* **WRITTEN REQUEST**: Write down every entry below once more, exactly.

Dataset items
_ _ _ _

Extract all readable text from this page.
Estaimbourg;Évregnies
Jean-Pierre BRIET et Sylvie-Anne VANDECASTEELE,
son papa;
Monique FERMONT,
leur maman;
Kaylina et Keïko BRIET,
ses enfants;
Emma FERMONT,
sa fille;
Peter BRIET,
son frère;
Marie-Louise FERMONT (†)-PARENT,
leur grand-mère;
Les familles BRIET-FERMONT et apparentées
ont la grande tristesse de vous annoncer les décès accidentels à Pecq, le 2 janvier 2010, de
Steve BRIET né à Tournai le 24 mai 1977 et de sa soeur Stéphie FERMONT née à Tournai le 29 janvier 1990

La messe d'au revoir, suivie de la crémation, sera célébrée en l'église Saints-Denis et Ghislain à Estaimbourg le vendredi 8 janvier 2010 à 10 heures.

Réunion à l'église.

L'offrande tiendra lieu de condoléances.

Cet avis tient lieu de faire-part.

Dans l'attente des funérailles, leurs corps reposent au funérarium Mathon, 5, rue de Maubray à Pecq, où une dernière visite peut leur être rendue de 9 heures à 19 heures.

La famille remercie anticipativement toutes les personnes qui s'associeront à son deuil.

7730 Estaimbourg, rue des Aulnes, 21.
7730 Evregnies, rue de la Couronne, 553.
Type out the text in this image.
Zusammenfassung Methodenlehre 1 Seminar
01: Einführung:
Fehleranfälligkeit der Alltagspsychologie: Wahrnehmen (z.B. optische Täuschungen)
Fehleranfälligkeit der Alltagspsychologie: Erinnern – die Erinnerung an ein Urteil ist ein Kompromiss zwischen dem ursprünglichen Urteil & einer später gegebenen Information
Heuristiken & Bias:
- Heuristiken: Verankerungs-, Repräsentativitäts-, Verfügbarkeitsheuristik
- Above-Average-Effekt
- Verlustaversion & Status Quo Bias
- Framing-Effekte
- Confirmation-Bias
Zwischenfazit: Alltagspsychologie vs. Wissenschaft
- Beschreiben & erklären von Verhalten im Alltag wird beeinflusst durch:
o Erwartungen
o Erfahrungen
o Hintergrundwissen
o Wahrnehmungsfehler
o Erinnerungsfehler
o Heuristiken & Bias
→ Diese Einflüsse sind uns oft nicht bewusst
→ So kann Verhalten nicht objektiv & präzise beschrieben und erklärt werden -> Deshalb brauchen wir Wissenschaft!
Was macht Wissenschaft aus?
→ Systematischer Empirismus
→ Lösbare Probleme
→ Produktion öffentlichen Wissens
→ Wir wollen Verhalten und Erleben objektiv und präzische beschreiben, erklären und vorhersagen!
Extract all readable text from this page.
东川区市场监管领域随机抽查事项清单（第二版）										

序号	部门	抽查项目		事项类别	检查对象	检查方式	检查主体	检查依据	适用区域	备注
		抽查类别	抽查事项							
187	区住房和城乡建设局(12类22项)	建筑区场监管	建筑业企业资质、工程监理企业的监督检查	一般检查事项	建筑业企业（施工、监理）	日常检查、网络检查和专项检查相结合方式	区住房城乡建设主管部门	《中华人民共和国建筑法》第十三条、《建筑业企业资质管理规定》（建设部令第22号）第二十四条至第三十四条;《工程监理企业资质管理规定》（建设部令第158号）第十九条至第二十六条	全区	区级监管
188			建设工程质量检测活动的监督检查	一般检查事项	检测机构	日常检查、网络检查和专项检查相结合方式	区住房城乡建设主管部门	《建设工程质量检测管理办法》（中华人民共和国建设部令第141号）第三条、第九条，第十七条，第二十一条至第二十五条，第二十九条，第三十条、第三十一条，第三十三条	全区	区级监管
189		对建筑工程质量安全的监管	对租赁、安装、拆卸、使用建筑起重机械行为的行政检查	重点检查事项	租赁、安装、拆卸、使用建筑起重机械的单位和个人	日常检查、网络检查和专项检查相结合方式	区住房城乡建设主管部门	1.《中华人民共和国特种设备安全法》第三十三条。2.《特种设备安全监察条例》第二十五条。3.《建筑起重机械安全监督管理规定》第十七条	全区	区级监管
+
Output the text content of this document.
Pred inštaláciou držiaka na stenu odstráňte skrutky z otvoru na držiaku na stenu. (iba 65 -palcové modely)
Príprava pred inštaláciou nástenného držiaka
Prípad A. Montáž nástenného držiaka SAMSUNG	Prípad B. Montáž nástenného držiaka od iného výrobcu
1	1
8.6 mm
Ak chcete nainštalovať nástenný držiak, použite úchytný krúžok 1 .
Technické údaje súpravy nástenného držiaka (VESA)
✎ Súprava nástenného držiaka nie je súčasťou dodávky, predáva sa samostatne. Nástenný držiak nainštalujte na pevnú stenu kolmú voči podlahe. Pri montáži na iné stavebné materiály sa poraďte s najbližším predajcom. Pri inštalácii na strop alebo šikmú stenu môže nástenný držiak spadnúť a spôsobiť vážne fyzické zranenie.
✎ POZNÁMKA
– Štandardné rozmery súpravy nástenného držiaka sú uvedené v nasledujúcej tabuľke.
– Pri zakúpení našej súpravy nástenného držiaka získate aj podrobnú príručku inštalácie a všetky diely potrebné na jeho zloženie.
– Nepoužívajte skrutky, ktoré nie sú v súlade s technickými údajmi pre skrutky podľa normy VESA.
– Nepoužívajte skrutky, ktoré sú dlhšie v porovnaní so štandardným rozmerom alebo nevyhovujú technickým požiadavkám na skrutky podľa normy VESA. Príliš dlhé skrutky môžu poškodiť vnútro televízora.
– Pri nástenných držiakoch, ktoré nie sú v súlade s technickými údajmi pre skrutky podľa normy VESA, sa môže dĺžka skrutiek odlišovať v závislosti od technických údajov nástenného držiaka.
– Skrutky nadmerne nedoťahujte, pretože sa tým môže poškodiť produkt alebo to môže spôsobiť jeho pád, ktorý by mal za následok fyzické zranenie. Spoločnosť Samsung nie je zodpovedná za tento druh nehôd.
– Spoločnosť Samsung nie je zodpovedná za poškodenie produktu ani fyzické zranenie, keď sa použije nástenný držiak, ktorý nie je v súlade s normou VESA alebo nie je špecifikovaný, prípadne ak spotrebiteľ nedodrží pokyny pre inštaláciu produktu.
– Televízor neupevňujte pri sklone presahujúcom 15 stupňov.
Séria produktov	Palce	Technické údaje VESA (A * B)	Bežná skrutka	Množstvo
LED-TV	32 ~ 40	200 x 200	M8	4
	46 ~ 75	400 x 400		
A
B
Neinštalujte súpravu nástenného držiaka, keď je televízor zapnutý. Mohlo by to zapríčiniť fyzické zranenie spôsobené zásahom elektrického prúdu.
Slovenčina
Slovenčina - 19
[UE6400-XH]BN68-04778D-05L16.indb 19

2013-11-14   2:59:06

_ _ _ _

* **RESPONSE BELOW**:
Extract all readable text from this page.
Estaimbourg;Évregnies
Jean-Pierre BRIET et Sylvie-Anne VANDECASTEELE,
son papa;
Monique FERMONT,
leur maman;
Kaylina et Keïko BRIET,
ses enfants;
Emma FERMONT,
sa fille;
Peter BRIET,
son frère;
Marie-Louise FERMONT (†)-PARENT,
leur grand-mère;
Les familles BRIET-FERMONT et apparentées
ont la grande tristesse de vous annoncer les décès accidentels à Pecq, le 2 janvier 2010, de
Steve BRIET né à Tournai le 24 mai 1977 et de sa soeur Stéphie FERMONT née à Tournai le 29 janvier 1990

La messe d'au revoir, suivie de la crémation, sera célébrée en l'église Saints-Denis et Ghislain à Estaimbourg le vendredi 8 janvier 2010 à 10 heures.

Réunion à l'église.

L'offrande tiendra lieu de condoléances.

Cet avis tient lieu de faire-part.

Dans l'attente des funérailles, leurs corps reposent au funérarium Mathon, 5, rue de Maubray à Pecq, où une dernière visite peut leur être rendue de 9 heures à 19 heures.

La famille remercie anticipativement toutes les personnes qui s'associeront à son deuil.

7730 Estaimbourg, rue des Aulnes, 21.
7730 Evregnies, rue de la Couronne, 553.
Type out the text in this image.
Zusammenfassung Methodenlehre 1 Seminar
01: Einführung:
Fehleranfälligkeit der Alltagspsychologie: Wahrnehmen (z.B. optische Täuschungen)
Fehleranfälligkeit der Alltagspsychologie: Erinnern – die Erinnerung an ein Urteil ist ein Kompromiss zwischen dem ursprünglichen Urteil & einer später gegebenen Information
Heuristiken & Bias:
- Heuristiken: Verankerungs-, Repräsentativitäts-, Verfügbarkeitsheuristik
- Above-Average-Effekt
- Verlustaversion & Status Quo Bias
- Framing-Effekte
- Confirmation-Bias
Zwischenfazit: Alltagspsychologie vs. Wissenschaft
- Beschreiben & erklären von Verhalten im Alltag wird beeinflusst durch:
o Erwartungen
o Erfahrungen
o Hintergrundwissen
o Wahrnehmungsfehler
o Erinnerungsfehler
o Heuristiken & Bias
→ Diese Einflüsse sind uns oft nicht bewusst
→ So kann Verhalten nicht objektiv & präzise beschrieben und erklärt werden -> Deshalb brauchen wir Wissenschaft!
Was macht Wissenschaft aus?
→ Systematischer Empirismus
→ Lösbare Probleme
→ Produktion öffentlichen Wissens
→ Wir wollen Verhalten und Erleben objektiv und präzische beschreiben, erklären und vorhersagen!
Extract all readable text from this page.
东川区市场监管领域随机抽查事项清单（第二版）										

序号	部门	抽查项目		事项类别	检查对象	检查方式	检查主体	检查依据	适用区域	备注
		抽查类别	抽查事项							
187	区住房和城乡建设局(12类22项)	建筑区场监管	建筑业企业资质、工程监理企业的监督检查	一般检查事项	建筑业企业（施工、监理）	日常检查、网络检查和专项检查相结合方式	区住房城乡建设主管部门	《中华人民共和国建筑法》第十三条、《建筑业企业资质管理规定》（建设部令第22号）第二十四条至第三十四条;《工程监理企业资质管理规定》（建设部令第158号）第十九条至第二十六条	全区	区级监管
188			建设工程质量检测活动的监督检查	一般检查事项	检测机构	日常检查、网络检查和专项检查相结合方式	区住房城乡建设主管部门	《建设工程质量检测管理办法》（中华人民共和国建设部令第141号）第三条、第九条，第十七条，第二十一条至第二十五条，第二十九条，第三十条、第三十一条，第三十三条	全区	区级监管
189		对建筑工程质量安全的监管	对租赁、安装、拆卸、使用建筑起重机械行为的行政检查	重点检查事项	租赁、安装、拆卸、使用建筑起重机械的单位和个人	日常检查、网络检查和专项检查相结合方式	区住房城乡建设主管部门	1.《中华人民共和国特种设备安全法》第三十三条。2.《特种设备安全监察条例》第二十五条。3.《建筑起重机械安全监督管理规定》第十七条	全区	区级监管
+
Output the text content of this document.
Pred inštaláciou držiaka na stenu odstráňte skrutky z otvoru na držiaku na stenu. (iba 65 -palcové modely)
Príprava pred inštaláciou nástenného držiaka
Prípad A. Montáž nástenného držiaka SAMSUNG	Prípad B. Montáž nástenného držiaka od iného výrobcu
1	1
8.6 mm
Ak chcete nainštalovať nástenný držiak, použite úchytný krúžok 1 .
Technické údaje súpravy nástenného držiaka (VESA)
✎ Súprava nástenného držiaka nie je súčasťou dodávky, predáva sa samostatne. Nástenný držiak nainštalujte na pevnú stenu kolmú voči podlahe. Pri montáži na iné stavebné materiály sa poraďte s najbližším predajcom. Pri inštalácii na strop alebo šikmú stenu môže nástenný držiak spadnúť a spôsobiť vážne fyzické zranenie.
✎ POZNÁMKA
– Štandardné rozmery súpravy nástenného držiaka sú uvedené v nasledujúcej tabuľke.
– Pri zakúpení našej súpravy nástenného držiaka získate aj podrobnú príručku inštalácie a všetky diely potrebné na jeho zloženie.
– Nepoužívajte skrutky, ktoré nie sú v súlade s technickými údajmi pre skrutky podľa normy VESA.
– Nepoužívajte skrutky, ktoré sú dlhšie v porovnaní so štandardným rozmerom alebo nevyhovujú technickým požiadavkám na skrutky podľa normy VESA. Príliš dlhé skrutky môžu poškodiť vnútro televízora.
– Pri nástenných držiakoch, ktoré nie sú v súlade s technickými údajmi pre skrutky podľa normy VESA, sa môže dĺžka skrutiek odlišovať v závislosti od technických údajov nástenného držiaka.
– Skrutky nadmerne nedoťahujte, pretože sa tým môže poškodiť produkt alebo to môže spôsobiť jeho pád, ktorý by mal za následok fyzické zranenie. Spoločnosť Samsung nie je zodpovedná za tento druh nehôd.
– Spoločnosť Samsung nie je zodpovedná za poškodenie produktu ani fyzické zranenie, keď sa použije nástenný držiak, ktorý nie je v súlade s normou VESA alebo nie je špecifikovaný, prípadne ak spotrebiteľ nedodrží pokyny pre inštaláciu produktu.
– Televízor neupevňujte pri sklone presahujúcom 15 stupňov.
Séria produktov	Palce	Technické údaje VESA (A * B)	Bežná skrutka	Množstvo
LED-TV	32 ~ 40	200 x 200	M8	4
	46 ~ 75	400 x 400		
A
B
Neinštalujte súpravu nástenného držiaka, keď je televízor zapnutý. Mohlo by to zapríčiniť fyzické zranenie spôsobené zásahom elektrického prúdu.
Slovenčina
Slovenčina - 19
[UE6400-XH]BN68-04778D-05L16.indb 19

2013-11-14   2:59:06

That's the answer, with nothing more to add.